Gather every line in the records below that contains the word "JSON".

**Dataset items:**

## begin

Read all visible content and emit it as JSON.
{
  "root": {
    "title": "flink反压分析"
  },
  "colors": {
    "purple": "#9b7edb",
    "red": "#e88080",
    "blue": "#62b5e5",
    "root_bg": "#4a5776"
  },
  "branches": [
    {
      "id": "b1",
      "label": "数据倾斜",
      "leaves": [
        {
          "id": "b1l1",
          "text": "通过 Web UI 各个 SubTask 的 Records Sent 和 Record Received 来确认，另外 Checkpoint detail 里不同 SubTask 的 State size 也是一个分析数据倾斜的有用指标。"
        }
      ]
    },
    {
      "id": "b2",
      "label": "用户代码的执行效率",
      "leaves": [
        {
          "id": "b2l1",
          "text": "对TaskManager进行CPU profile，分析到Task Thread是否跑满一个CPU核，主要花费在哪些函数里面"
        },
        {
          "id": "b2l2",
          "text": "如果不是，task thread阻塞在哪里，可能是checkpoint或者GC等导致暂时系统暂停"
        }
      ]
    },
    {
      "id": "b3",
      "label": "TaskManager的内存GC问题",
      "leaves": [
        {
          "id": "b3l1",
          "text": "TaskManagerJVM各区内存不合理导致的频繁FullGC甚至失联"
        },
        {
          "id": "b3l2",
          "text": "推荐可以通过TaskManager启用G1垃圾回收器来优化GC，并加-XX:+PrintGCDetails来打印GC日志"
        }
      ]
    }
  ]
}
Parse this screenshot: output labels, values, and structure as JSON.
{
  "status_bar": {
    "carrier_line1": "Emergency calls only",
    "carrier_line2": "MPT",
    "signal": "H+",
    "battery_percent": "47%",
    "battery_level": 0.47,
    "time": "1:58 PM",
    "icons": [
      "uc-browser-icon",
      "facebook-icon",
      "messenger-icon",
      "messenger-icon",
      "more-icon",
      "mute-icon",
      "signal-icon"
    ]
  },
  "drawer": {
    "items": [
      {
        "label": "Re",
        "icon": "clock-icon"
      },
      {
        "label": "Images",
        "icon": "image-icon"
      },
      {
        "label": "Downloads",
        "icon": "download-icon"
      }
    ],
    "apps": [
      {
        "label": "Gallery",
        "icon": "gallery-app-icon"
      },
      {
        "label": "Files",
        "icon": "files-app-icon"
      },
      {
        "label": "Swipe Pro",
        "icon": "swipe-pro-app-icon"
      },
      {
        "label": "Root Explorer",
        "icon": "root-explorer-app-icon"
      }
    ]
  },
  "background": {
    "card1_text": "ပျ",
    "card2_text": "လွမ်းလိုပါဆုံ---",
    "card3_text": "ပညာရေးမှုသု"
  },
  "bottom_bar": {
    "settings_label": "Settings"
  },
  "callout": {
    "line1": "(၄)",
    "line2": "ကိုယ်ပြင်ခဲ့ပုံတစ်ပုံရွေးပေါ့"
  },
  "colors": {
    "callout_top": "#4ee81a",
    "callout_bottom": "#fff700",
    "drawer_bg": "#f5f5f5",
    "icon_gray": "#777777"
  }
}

## end

**EXPECTED OUTPUT:**
Read all visible content and emit it as JSON.
Parse this screenshot: output labels, values, and structure as JSON.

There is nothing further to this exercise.